• _Given problem_
Reproduce every one of the items below, word for word and line for line, with no changes.

# start of Task inputs

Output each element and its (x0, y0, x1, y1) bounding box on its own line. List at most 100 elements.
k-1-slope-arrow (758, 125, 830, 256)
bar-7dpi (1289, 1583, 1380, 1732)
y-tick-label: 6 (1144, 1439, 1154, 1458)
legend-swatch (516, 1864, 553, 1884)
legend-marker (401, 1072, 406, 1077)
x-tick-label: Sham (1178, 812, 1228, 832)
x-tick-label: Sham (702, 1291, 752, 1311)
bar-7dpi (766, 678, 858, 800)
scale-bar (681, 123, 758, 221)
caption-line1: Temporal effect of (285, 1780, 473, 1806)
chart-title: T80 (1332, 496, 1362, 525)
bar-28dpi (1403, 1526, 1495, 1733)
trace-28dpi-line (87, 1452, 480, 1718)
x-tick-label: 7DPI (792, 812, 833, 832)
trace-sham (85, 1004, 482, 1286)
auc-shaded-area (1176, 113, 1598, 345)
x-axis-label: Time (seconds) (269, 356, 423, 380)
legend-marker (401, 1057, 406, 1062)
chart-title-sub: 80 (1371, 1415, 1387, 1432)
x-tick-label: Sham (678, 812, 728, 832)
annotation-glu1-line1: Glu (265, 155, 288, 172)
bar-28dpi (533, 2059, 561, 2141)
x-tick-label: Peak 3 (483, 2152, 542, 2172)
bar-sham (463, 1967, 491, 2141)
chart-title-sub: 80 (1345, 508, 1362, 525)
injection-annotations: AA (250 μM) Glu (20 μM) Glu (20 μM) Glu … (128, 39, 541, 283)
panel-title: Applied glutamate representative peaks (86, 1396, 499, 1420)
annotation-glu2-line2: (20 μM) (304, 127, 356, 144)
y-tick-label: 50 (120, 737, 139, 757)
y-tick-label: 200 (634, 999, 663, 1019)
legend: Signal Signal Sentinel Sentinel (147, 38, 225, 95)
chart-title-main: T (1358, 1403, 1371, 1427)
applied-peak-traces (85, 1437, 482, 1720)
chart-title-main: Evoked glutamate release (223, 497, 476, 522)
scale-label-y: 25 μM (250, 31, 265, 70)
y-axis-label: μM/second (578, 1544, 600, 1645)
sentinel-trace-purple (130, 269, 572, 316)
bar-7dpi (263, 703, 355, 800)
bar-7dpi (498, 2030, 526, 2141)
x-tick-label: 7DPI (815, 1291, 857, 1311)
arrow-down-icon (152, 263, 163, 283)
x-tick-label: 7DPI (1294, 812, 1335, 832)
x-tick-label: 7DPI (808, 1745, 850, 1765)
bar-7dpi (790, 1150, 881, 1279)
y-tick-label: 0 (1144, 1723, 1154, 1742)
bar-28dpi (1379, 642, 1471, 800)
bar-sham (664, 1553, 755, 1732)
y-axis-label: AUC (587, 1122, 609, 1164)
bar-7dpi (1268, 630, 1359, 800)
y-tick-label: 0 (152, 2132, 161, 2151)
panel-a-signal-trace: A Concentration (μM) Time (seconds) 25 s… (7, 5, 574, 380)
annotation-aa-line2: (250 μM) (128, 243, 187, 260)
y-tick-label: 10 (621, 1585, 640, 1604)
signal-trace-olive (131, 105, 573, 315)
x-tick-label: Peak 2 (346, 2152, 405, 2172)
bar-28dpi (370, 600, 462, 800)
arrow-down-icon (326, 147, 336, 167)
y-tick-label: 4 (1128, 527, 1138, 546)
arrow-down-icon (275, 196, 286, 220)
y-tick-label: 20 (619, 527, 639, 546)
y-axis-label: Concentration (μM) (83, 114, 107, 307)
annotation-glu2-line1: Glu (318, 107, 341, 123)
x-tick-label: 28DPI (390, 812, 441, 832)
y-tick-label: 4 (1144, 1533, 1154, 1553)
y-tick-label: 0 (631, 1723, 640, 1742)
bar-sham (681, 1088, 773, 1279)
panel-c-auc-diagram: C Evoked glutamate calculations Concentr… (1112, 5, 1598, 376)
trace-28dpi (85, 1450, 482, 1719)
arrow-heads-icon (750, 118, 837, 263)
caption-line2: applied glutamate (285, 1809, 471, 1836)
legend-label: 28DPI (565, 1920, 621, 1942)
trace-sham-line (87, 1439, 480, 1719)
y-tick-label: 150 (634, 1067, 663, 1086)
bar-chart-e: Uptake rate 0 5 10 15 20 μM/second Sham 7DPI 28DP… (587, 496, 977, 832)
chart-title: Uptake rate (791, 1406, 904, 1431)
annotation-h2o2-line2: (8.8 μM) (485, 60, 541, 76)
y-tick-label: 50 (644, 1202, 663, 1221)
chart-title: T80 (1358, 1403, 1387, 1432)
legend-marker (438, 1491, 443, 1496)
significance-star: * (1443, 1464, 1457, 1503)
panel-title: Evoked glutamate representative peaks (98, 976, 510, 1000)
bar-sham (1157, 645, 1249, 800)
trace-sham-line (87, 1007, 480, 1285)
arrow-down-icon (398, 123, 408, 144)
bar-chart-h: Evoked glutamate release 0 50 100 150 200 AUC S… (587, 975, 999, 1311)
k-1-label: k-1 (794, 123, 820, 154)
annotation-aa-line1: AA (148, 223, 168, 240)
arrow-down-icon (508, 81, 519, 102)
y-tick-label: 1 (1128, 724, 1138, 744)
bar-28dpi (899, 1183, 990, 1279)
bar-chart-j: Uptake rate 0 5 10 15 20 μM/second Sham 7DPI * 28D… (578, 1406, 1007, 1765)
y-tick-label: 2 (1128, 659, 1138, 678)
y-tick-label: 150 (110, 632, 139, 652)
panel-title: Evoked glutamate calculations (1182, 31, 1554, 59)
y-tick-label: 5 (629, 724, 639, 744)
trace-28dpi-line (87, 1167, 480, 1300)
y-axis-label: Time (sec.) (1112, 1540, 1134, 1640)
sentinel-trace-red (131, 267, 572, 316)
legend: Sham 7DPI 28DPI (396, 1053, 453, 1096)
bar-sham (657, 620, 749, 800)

# end of Task inputs

• _The completed task_
Output each element and its (x0, y0, x1, y1) bounding box on its own line. List at most 100 elements.
k-1-slope-arrow (758, 125, 830, 256)
bar-7dpi (1289, 1583, 1380, 1732)
y-tick-label: 6 (1144, 1439, 1154, 1458)
legend-swatch (516, 1864, 553, 1884)
legend-marker (401, 1072, 406, 1077)
x-tick-label: Sham (1178, 812, 1228, 832)
x-tick-label: Sham (702, 1291, 752, 1311)
bar-7dpi (766, 678, 858, 800)
scale-bar (681, 123, 758, 221)
caption-line1: Temporal effect of (285, 1780, 473, 1806)
chart-title: T80 (1332, 496, 1362, 525)
bar-28dpi (1403, 1526, 1495, 1733)
trace-28dpi-line (87, 1452, 480, 1718)
x-tick-label: 7DPI (792, 812, 833, 832)
trace-sham (85, 1004, 482, 1286)
auc-shaded-area (1176, 113, 1598, 345)
x-axis-label: Time (seconds) (269, 356, 423, 380)
legend-marker (401, 1057, 406, 1062)
chart-title-sub: 80 (1371, 1415, 1387, 1432)
x-tick-label: Sham (678, 812, 728, 832)
annotation-glu1-line1: Glu (265, 155, 288, 172)
bar-28dpi (533, 2059, 561, 2141)
x-tick-label: Peak 3 (483, 2152, 542, 2172)
bar-sham (463, 1967, 491, 2141)
chart-title-sub: 80 (1345, 508, 1362, 525)
injection-annotations: AA (250 μM) Glu (20 μM) Glu (20 μM) Glu … (128, 39, 541, 283)
panel-title: Applied glutamate representative peaks (86, 1396, 499, 1420)
annotation-glu2-line2: (20 μM) (304, 127, 356, 144)
y-tick-label: 50 (120, 737, 139, 757)
y-tick-label: 200 (634, 999, 663, 1019)
legend: Signal Signal Sentinel Sentinel (147, 38, 225, 95)
chart-title-main: T (1358, 1403, 1371, 1427)
applied-peak-traces (85, 1437, 482, 1720)
chart-title-main: Evoked glutamate release (223, 497, 476, 522)
scale-label-y: 25 μM (250, 31, 265, 70)
y-axis-label: μM/second (578, 1544, 600, 1645)
sentinel-trace-purple (130, 269, 572, 316)
bar-7dpi (263, 703, 355, 800)
bar-7dpi (498, 2030, 526, 2141)
x-tick-label: 7DPI (815, 1291, 857, 1311)
arrow-down-icon (152, 263, 163, 283)
x-tick-label: 7DPI (1294, 812, 1335, 832)
x-tick-label: 7DPI (808, 1745, 850, 1765)
bar-7dpi (790, 1150, 881, 1279)
y-tick-label: 0 (1144, 1723, 1154, 1742)
bar-28dpi (1379, 642, 1471, 800)
bar-sham (664, 1553, 755, 1732)
y-axis-label: AUC (587, 1122, 609, 1164)
bar-7dpi (1268, 630, 1359, 800)
y-tick-label: 0 (152, 2132, 161, 2151)
panel-a-signal-trace: A Concentration (μM) Time (seconds) 25 s… (7, 5, 574, 380)
annotation-aa-line2: (250 μM) (128, 243, 187, 260)
y-tick-label: 10 (621, 1585, 640, 1604)
signal-trace-olive (131, 105, 573, 315)
x-tick-label: Peak 2 (346, 2152, 405, 2172)
bar-28dpi (370, 600, 462, 800)
arrow-down-icon (326, 147, 336, 167)
y-tick-label: 4 (1128, 527, 1138, 546)
arrow-down-icon (275, 196, 286, 220)
y-tick-label: 20 (619, 527, 639, 546)
y-axis-label: Concentration (μM) (83, 114, 107, 307)
annotation-glu2-line1: Glu (318, 107, 341, 123)
x-tick-label: 28DPI (390, 812, 441, 832)
y-tick-label: 4 (1144, 1533, 1154, 1553)
y-tick-label: 0 (631, 1723, 640, 1742)
bar-sham (681, 1088, 773, 1279)
panel-c-auc-diagram: C Evoked glutamate calculations Concentr… (1112, 5, 1598, 376)
trace-28dpi (85, 1450, 482, 1719)
arrow-heads-icon (750, 118, 837, 263)
caption-line2: applied glutamate (285, 1809, 471, 1836)
legend-label: 28DPI (565, 1920, 621, 1942)
trace-sham-line (87, 1439, 480, 1719)
y-tick-label: 150 (634, 1067, 663, 1086)
bar-chart-e: Uptake rate 0 5 10 15 20 μM/second Sham 7DPI 28DP… (587, 496, 977, 832)
chart-title: Uptake rate (791, 1406, 904, 1431)
annotation-h2o2-line2: (8.8 μM) (485, 60, 541, 76)
y-tick-label: 50 (644, 1202, 663, 1221)
chart-title: T80 (1358, 1403, 1387, 1432)
legend-marker (438, 1491, 443, 1496)
significance-star: * (1443, 1464, 1457, 1503)
panel-title: Evoked glutamate representative peaks (98, 976, 510, 1000)
bar-sham (1157, 645, 1249, 800)
trace-sham-line (87, 1007, 480, 1285)
arrow-down-icon (398, 123, 408, 144)
bar-chart-h: Evoked glutamate release 0 50 100 150 200 AUC S… (587, 975, 999, 1311)
k-1-label: k-1 (794, 123, 820, 154)
annotation-aa-line1: AA (148, 223, 168, 240)
arrow-down-icon (508, 81, 519, 102)
y-tick-label: 1 (1128, 724, 1138, 744)
bar-28dpi (899, 1183, 990, 1279)
bar-chart-j: Uptake rate 0 5 10 15 20 μM/second Sham 7DPI * 28D… (578, 1406, 1007, 1765)
y-tick-label: 2 (1128, 659, 1138, 678)
y-tick-label: 150 (110, 632, 139, 652)
panel-title: Evoked glutamate calculations (1182, 31, 1554, 59)
y-tick-label: 5 (629, 724, 639, 744)
trace-28dpi-line (87, 1167, 480, 1300)
y-axis-label: Time (sec.) (1112, 1540, 1134, 1640)
sentinel-trace-red (131, 267, 572, 316)
legend: Sham 7DPI 28DPI (396, 1053, 453, 1096)
bar-sham (657, 620, 749, 800)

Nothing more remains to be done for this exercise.